= EXERCISE DETAILS =
Copy the data precisely, keeping every character.
· · · · · · ·
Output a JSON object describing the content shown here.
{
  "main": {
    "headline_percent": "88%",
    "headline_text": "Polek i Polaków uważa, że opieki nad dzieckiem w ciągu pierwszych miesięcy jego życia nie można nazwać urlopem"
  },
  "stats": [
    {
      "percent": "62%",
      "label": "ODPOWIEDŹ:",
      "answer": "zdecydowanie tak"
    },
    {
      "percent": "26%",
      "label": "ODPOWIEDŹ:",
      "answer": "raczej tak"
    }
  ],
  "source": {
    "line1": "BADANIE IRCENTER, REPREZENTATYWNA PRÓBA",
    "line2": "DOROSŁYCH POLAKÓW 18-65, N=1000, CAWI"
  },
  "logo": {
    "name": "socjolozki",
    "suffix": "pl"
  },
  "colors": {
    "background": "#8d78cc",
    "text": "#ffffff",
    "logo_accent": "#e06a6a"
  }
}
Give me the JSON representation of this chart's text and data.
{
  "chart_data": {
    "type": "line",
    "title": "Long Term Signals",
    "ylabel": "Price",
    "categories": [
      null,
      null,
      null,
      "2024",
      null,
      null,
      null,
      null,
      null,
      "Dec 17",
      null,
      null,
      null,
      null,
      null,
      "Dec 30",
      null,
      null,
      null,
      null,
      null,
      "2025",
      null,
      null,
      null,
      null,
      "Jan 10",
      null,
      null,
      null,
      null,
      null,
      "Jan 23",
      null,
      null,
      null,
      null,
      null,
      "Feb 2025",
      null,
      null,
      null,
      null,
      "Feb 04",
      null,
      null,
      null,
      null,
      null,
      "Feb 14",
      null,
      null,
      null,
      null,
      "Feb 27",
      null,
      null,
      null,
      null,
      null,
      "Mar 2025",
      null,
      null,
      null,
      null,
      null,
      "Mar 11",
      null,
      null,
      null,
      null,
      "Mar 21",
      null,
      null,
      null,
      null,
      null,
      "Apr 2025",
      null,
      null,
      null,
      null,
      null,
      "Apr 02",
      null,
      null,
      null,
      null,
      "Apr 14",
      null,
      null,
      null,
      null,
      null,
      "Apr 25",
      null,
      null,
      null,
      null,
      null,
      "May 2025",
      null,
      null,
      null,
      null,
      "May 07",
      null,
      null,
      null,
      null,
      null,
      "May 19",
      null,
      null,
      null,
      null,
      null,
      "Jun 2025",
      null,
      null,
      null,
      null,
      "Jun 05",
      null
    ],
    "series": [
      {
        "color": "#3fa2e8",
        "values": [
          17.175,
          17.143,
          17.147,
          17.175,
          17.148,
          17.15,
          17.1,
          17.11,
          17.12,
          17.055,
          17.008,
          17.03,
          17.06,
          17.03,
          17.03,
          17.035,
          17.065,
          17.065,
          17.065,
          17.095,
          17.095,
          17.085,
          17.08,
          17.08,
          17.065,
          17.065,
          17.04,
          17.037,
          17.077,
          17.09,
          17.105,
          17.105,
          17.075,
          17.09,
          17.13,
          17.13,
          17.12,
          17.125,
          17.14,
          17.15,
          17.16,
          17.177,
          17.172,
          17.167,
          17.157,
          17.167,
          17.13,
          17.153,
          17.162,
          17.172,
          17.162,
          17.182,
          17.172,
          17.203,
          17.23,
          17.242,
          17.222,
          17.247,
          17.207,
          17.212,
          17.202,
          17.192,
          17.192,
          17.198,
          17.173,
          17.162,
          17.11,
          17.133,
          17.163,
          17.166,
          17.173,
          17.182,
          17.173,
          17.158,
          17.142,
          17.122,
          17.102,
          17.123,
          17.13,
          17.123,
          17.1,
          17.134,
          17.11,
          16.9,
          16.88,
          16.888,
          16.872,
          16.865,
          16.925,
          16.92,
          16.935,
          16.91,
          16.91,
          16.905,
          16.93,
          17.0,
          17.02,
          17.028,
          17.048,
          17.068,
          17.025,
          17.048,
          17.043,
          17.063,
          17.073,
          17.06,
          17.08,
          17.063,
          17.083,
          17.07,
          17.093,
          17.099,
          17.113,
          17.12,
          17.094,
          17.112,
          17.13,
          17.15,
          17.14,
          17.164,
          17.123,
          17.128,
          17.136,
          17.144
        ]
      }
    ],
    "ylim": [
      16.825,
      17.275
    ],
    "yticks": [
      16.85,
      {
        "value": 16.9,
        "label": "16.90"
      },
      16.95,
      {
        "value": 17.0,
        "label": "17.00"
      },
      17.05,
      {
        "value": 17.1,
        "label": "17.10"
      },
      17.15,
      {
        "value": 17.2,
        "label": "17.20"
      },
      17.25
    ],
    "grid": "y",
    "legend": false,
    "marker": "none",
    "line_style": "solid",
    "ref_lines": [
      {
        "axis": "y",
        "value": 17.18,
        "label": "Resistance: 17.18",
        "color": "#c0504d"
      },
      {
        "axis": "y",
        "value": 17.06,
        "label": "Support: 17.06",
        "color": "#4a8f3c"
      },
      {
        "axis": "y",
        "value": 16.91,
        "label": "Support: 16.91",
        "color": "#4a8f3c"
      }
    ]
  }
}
· · · · · · ·
= TASK RESPONSE =
Output a JSON object describing the content shown here.
{
  "main": {
    "headline_percent": "88%",
    "headline_text": "Polek i Polaków uważa, że opieki nad dzieckiem w ciągu pierwszych miesięcy jego życia nie można nazwać urlopem"
  },
  "stats": [
    {
      "percent": "62%",
      "label": "ODPOWIEDŹ:",
      "answer": "zdecydowanie tak"
    },
    {
      "percent": "26%",
      "label": "ODPOWIEDŹ:",
      "answer": "raczej tak"
    }
  ],
  "source": {
    "line1": "BADANIE IRCENTER, REPREZENTATYWNA PRÓBA",
    "line2": "DOROSŁYCH POLAKÓW 18-65, N=1000, CAWI"
  },
  "logo": {
    "name": "socjolozki",
    "suffix": "pl"
  },
  "colors": {
    "background": "#8d78cc",
    "text": "#ffffff",
    "logo_accent": "#e06a6a"
  }
}
Give me the JSON representation of this chart's text and data.
{
  "chart_data": {
    "type": "line",
    "title": "Long Term Signals",
    "ylabel": "Price",
    "categories": [
      null,
      null,
      null,
      "2024",
      null,
      null,
      null,
      null,
      null,
      "Dec 17",
      null,
      null,
      null,
      null,
      null,
      "Dec 30",
      null,
      null,
      null,
      null,
      null,
      "2025",
      null,
      null,
      null,
      null,
      "Jan 10",
      null,
      null,
      null,
      null,
      null,
      "Jan 23",
      null,
      null,
      null,
      null,
      null,
      "Feb 2025",
      null,
      null,
      null,
      null,
      "Feb 04",
      null,
      null,
      null,
      null,
      null,
      "Feb 14",
      null,
      null,
      null,
      null,
      "Feb 27",
      null,
      null,
      null,
      null,
      null,
      "Mar 2025",
      null,
      null,
      null,
      null,
      null,
      "Mar 11",
      null,
      null,
      null,
      null,
      "Mar 21",
      null,
      null,
      null,
      null,
      null,
      "Apr 2025",
      null,
      null,
      null,
      null,
      null,
      "Apr 02",
      null,
      null,
      null,
      null,
      "Apr 14",
      null,
      null,
      null,
      null,
      null,
      "Apr 25",
      null,
      null,
      null,
      null,
      null,
      "May 2025",
      null,
      null,
      null,
      null,
      "May 07",
      null,
      null,
      null,
      null,
      null,
      "May 19",
      null,
      null,
      null,
      null,
      null,
      "Jun 2025",
      null,
      null,
      null,
      null,
      "Jun 05",
      null
    ],
    "series": [
      {
        "color": "#3fa2e8",
        "values": [
          17.175,
          17.143,
          17.147,
          17.175,
          17.148,
          17.15,
          17.1,
          17.11,
          17.12,
          17.055,
          17.008,
          17.03,
          17.06,
          17.03,
          17.03,
          17.035,
          17.065,
          17.065,
          17.065,
          17.095,
          17.095,
          17.085,
          17.08,
          17.08,
          17.065,
          17.065,
          17.04,
          17.037,
          17.077,
          17.09,
          17.105,
          17.105,
          17.075,
          17.09,
          17.13,
          17.13,
          17.12,
          17.125,
          17.14,
          17.15,
          17.16,
          17.177,
          17.172,
          17.167,
          17.157,
          17.167,
          17.13,
          17.153,
          17.162,
          17.172,
          17.162,
          17.182,
          17.172,
          17.203,
          17.23,
          17.242,
          17.222,
          17.247,
          17.207,
          17.212,
          17.202,
          17.192,
          17.192,
          17.198,
          17.173,
          17.162,
          17.11,
          17.133,
          17.163,
          17.166,
          17.173,
          17.182,
          17.173,
          17.158,
          17.142,
          17.122,
          17.102,
          17.123,
          17.13,
          17.123,
          17.1,
          17.134,
          17.11,
          16.9,
          16.88,
          16.888,
          16.872,
          16.865,
          16.925,
          16.92,
          16.935,
          16.91,
          16.91,
          16.905,
          16.93,
          17.0,
          17.02,
          17.028,
          17.048,
          17.068,
          17.025,
          17.048,
          17.043,
          17.063,
          17.073,
          17.06,
          17.08,
          17.063,
          17.083,
          17.07,
          17.093,
          17.099,
          17.113,
          17.12,
          17.094,
          17.112,
          17.13,
          17.15,
          17.14,
          17.164,
          17.123,
          17.128,
          17.136,
          17.144
        ]
      }
    ],
    "ylim": [
      16.825,
      17.275
    ],
    "yticks": [
      16.85,
      {
        "value": 16.9,
        "label": "16.90"
      },
      16.95,
      {
        "value": 17.0,
        "label": "17.00"
      },
      17.05,
      {
        "value": 17.1,
        "label": "17.10"
      },
      17.15,
      {
        "value": 17.2,
        "label": "17.20"
      },
      17.25
    ],
    "grid": "y",
    "legend": false,
    "marker": "none",
    "line_style": "solid",
    "ref_lines": [
      {
        "axis": "y",
        "value": 17.18,
        "label": "Resistance: 17.18",
        "color": "#c0504d"
      },
      {
        "axis": "y",
        "value": 17.06,
        "label": "Support: 17.06",
        "color": "#4a8f3c"
      },
      {
        "axis": "y",
        "value": 16.91,
        "label": "Support: 16.91",
        "color": "#4a8f3c"
      }
    ]
  }
}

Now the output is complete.